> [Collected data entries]
(begin)

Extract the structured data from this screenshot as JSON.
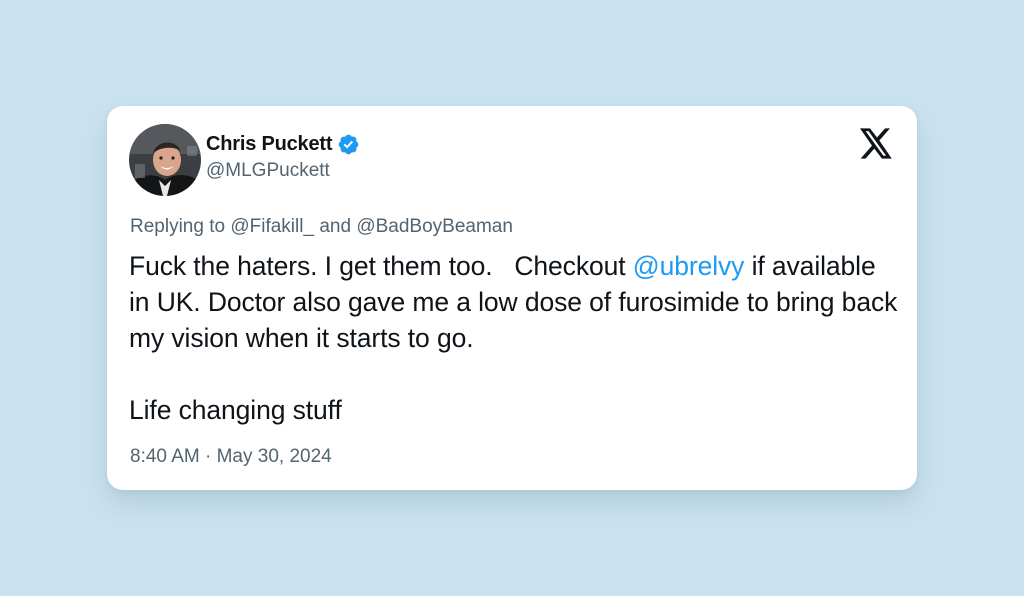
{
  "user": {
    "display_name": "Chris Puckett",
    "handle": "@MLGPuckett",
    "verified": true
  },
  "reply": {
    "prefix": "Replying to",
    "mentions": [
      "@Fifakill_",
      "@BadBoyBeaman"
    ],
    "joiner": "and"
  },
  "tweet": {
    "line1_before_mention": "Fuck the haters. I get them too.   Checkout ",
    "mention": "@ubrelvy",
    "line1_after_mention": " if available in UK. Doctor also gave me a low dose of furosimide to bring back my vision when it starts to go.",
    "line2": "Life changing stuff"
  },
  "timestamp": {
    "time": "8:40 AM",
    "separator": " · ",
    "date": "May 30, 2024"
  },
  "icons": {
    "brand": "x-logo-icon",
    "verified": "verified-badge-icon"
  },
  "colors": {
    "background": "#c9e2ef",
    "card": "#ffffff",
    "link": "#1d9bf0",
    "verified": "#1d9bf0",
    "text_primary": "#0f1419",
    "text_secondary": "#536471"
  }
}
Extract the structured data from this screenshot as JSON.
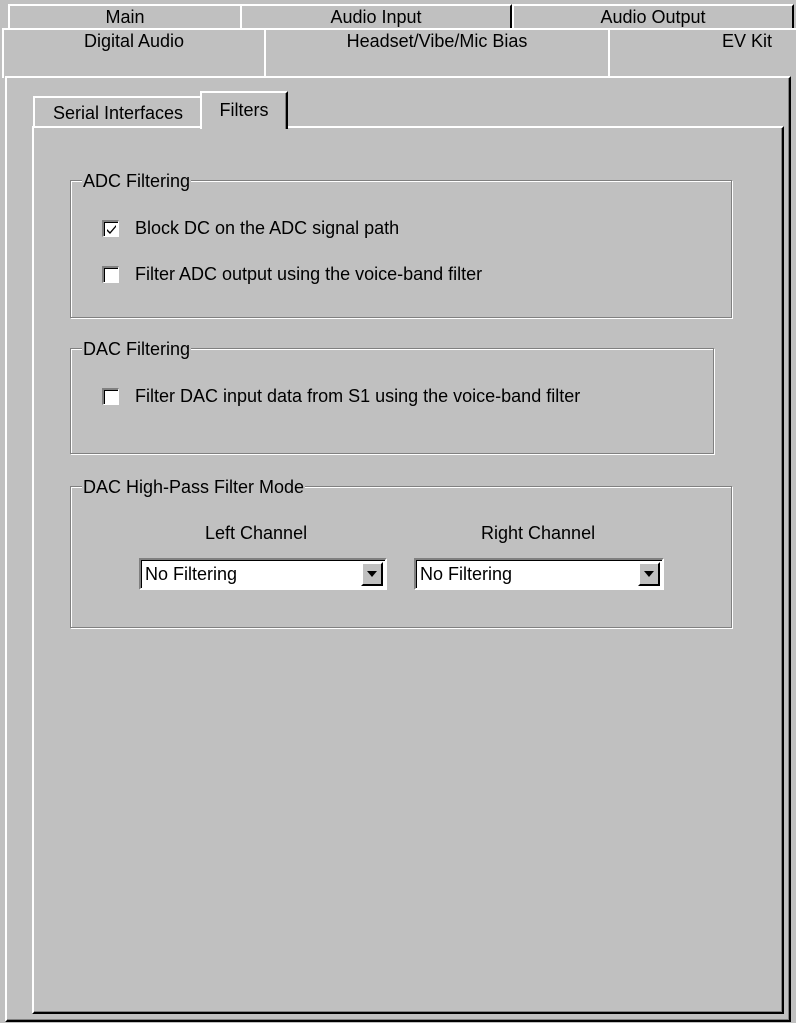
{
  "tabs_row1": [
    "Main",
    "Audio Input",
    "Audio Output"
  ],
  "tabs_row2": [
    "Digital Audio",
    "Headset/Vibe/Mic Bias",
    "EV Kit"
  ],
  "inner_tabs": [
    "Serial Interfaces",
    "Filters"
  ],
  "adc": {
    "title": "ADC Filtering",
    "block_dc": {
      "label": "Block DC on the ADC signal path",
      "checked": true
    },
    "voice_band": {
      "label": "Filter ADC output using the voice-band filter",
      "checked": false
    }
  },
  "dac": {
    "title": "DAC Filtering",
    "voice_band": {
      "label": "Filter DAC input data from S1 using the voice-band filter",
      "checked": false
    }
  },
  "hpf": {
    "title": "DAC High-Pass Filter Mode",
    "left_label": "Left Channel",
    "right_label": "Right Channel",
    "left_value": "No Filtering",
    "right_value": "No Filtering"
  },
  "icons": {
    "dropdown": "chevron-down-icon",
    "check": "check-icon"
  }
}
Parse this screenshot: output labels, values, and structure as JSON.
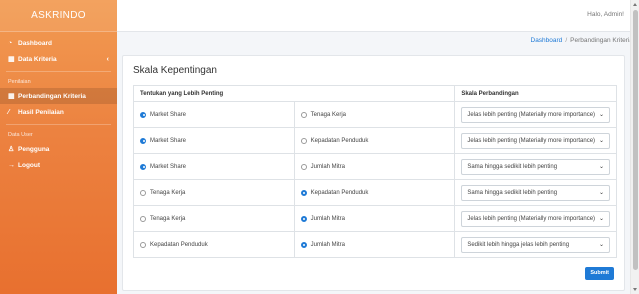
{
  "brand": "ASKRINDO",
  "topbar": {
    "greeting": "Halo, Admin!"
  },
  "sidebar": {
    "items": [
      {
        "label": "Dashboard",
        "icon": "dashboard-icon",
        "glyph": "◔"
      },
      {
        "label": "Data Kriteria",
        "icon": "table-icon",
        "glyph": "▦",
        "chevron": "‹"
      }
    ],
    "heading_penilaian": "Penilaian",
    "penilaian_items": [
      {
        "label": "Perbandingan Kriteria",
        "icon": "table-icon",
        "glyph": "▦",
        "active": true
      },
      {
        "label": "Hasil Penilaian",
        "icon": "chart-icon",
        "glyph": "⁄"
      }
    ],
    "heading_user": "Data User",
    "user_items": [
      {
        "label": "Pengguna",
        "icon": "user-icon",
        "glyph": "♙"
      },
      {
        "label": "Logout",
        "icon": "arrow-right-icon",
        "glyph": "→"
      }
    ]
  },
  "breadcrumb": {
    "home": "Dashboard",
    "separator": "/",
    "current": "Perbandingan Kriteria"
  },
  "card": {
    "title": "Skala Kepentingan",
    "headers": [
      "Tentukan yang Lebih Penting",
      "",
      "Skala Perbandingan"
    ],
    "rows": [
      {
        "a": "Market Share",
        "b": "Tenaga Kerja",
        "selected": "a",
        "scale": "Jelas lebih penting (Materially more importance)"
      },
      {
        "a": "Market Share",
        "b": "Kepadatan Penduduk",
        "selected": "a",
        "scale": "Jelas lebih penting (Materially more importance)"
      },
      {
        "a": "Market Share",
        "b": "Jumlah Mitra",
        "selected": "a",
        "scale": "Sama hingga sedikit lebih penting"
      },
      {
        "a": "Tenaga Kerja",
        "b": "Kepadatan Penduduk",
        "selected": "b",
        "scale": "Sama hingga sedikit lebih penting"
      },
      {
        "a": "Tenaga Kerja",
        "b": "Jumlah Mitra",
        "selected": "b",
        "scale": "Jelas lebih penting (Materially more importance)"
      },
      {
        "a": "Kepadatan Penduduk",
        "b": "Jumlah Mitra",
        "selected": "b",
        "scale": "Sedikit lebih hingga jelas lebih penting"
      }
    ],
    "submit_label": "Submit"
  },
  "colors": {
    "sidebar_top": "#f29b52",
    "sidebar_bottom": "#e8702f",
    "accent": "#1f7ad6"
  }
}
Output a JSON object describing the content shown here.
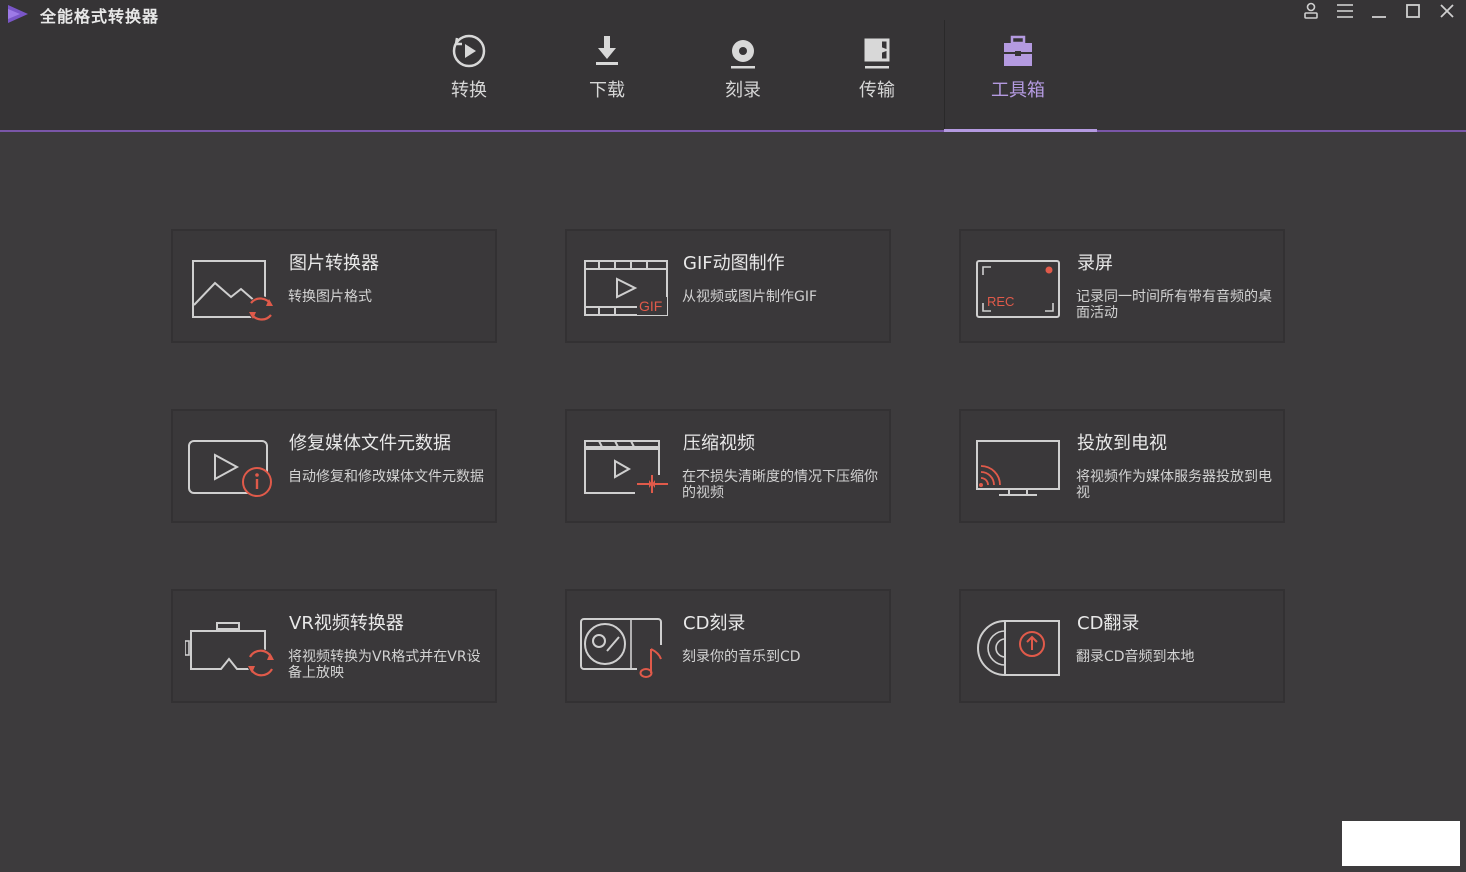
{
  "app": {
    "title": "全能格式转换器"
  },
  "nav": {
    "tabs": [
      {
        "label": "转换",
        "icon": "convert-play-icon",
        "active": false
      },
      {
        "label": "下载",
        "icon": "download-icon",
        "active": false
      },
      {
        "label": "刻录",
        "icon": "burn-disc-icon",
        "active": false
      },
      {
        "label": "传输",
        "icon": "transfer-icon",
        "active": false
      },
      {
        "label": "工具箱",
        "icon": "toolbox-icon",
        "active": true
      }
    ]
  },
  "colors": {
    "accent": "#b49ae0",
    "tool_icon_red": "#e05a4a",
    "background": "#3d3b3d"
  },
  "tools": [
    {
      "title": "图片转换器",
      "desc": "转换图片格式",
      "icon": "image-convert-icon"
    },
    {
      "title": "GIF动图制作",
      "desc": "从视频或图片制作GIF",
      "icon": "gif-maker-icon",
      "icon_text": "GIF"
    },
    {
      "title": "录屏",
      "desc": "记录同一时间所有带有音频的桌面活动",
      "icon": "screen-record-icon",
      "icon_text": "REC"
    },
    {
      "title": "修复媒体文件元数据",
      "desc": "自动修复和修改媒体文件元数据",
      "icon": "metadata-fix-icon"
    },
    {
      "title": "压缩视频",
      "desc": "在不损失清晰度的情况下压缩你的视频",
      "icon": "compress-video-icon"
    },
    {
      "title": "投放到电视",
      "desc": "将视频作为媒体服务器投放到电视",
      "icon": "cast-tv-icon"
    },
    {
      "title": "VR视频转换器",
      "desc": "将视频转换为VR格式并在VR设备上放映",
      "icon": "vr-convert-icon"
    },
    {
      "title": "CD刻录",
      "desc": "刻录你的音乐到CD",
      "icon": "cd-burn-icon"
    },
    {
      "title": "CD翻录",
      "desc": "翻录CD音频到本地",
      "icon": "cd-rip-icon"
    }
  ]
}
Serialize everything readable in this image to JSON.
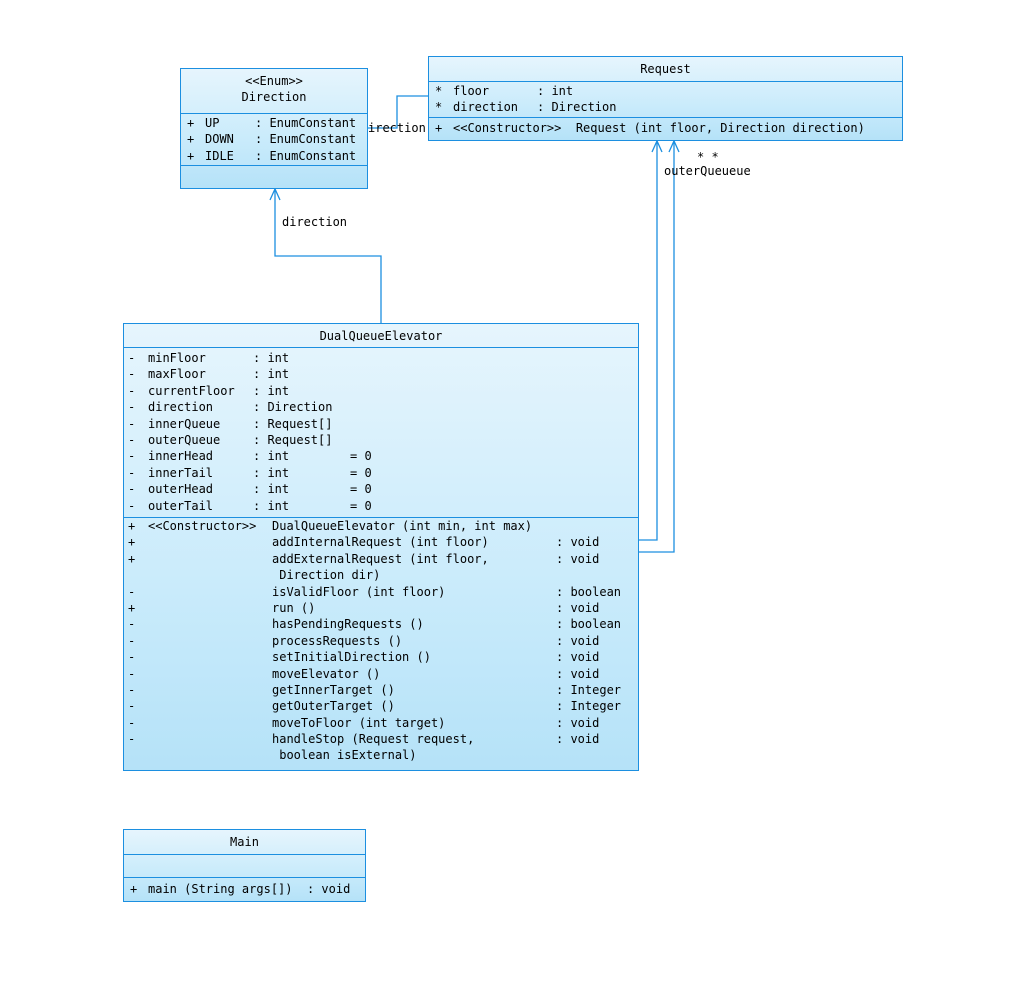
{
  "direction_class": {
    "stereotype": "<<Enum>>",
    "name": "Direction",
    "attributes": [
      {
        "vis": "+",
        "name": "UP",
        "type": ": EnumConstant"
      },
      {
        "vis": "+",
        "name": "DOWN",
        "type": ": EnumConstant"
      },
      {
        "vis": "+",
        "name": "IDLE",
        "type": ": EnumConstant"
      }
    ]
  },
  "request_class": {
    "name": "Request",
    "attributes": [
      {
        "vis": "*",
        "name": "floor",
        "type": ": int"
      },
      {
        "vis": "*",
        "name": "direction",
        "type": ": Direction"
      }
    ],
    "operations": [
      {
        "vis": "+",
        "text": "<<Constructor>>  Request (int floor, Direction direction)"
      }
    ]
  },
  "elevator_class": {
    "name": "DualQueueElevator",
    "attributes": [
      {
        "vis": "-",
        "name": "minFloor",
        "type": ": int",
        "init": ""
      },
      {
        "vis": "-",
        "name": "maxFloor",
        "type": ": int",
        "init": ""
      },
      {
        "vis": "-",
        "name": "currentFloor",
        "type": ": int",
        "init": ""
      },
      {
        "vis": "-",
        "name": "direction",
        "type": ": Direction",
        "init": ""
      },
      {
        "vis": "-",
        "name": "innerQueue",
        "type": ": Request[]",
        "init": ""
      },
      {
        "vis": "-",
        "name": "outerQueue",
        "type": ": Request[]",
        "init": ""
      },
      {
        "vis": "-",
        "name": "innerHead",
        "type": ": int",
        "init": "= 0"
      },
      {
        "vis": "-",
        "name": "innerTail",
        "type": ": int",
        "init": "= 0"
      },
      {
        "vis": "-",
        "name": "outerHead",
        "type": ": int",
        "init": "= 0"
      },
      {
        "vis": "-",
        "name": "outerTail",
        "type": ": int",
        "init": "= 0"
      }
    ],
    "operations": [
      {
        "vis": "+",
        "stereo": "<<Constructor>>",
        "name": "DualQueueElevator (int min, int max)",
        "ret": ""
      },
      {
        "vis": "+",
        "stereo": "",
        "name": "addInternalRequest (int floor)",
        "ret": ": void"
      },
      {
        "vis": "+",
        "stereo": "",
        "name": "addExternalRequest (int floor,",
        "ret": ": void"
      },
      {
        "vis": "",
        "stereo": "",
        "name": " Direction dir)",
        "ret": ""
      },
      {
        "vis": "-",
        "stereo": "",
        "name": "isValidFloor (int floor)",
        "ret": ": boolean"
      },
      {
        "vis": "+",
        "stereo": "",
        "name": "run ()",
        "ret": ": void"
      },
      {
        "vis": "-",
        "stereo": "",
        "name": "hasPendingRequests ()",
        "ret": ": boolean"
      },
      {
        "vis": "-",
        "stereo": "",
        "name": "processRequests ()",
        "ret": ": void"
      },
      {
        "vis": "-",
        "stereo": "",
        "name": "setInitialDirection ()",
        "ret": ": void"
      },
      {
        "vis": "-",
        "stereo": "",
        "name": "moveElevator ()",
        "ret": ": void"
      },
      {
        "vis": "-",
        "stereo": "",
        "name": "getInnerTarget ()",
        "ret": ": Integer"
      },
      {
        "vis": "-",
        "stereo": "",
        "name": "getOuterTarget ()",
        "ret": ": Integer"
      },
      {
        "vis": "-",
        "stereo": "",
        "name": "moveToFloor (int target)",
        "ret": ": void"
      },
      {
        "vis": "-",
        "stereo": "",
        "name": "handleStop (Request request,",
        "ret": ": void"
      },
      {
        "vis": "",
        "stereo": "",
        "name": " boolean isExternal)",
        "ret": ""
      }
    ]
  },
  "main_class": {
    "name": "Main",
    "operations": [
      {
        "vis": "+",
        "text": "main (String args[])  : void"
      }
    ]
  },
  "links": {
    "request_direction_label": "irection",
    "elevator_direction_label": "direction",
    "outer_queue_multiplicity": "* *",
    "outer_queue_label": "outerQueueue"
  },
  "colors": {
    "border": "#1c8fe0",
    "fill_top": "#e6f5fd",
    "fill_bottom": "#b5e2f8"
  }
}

(end)

> [Directions for this task] Where does the word "Skala" appear? Return each line that holds it.

> [Correct result]
    "title": "Skala Kepentingan",
      "Skala Perbandingan"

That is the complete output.